— begin Extracted material —
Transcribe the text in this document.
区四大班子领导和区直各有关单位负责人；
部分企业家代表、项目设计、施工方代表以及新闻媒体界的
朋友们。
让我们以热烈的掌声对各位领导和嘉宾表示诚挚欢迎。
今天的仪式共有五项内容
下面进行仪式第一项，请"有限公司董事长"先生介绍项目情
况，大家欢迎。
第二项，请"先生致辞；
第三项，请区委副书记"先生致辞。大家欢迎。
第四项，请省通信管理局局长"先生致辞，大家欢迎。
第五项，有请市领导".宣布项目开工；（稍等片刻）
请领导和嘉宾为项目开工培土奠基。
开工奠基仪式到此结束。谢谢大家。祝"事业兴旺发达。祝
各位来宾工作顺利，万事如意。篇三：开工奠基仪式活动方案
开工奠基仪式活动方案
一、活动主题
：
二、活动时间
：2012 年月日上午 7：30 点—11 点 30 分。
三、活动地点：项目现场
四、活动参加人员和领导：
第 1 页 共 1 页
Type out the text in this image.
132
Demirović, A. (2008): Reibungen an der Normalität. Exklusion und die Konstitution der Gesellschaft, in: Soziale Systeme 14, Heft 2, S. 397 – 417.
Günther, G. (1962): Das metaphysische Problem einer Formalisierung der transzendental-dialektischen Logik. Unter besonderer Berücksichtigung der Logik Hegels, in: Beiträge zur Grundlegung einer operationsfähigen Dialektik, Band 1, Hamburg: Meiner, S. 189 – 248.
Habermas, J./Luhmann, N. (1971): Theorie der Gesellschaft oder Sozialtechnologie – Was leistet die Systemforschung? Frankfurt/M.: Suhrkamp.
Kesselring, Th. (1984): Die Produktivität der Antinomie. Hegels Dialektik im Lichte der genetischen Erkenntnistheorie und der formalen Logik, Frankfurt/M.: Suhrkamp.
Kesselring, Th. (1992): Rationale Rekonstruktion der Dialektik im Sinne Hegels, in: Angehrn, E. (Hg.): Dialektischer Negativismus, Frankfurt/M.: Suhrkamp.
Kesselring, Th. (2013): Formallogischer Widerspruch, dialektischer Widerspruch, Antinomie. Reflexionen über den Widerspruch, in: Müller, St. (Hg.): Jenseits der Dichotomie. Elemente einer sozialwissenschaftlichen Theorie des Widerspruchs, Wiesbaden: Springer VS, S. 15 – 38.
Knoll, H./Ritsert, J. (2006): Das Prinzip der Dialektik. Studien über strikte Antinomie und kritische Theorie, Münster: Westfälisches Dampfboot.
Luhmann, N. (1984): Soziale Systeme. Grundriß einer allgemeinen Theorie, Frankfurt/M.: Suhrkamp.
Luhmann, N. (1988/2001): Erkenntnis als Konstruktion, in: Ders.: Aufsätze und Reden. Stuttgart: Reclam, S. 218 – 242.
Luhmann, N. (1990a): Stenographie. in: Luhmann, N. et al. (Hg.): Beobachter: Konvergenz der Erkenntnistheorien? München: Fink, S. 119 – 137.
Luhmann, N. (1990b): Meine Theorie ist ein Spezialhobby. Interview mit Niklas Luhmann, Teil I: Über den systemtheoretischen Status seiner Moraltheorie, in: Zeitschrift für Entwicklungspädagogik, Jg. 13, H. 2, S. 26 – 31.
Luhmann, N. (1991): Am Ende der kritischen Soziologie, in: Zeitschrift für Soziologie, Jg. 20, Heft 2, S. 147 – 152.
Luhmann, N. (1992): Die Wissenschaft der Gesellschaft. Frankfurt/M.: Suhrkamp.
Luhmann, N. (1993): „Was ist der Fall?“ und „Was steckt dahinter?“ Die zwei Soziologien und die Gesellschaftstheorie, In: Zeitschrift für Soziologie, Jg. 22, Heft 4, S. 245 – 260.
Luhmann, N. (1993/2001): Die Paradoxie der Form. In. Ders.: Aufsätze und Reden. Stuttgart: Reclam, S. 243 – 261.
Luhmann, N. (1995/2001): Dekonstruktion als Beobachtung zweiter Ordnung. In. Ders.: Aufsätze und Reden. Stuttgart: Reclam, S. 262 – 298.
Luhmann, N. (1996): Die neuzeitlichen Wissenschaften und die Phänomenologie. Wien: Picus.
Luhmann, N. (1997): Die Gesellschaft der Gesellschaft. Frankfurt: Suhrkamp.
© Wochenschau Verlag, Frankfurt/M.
— end Extracted material —
Copy every line from the entries that contains the word "Dialektik".

Answer to this problem -
Günther, G. (1962): Das metaphysische Problem einer Formalisierung der transzendental-dialektischen Logik. Unter besonderer Berücksichtigung der Logik Hegels, in: Beiträge zur Grundlegung einer operationsfähigen Dialektik, Band 1, Hamburg: Meiner, S. 189 – 248.
Kesselring, Th. (1984): Die Produktivität der Antinomie. Hegels Dialektik im Lichte der genetischen Erkenntnistheorie und der formalen Logik, Frankfurt/M.: Suhrkamp.
Kesselring, Th. (1992): Rationale Rekonstruktion der Dialektik im Sinne Hegels, in: Angehrn, E. (Hg.): Dialektischer Negativismus, Frankfurt/M.: Suhrkamp.
Knoll, H./Ritsert, J. (2006): Das Prinzip der Dialektik. Studien über strikte Antinomie und kritische Theorie, Münster: Westfälisches Dampfboot.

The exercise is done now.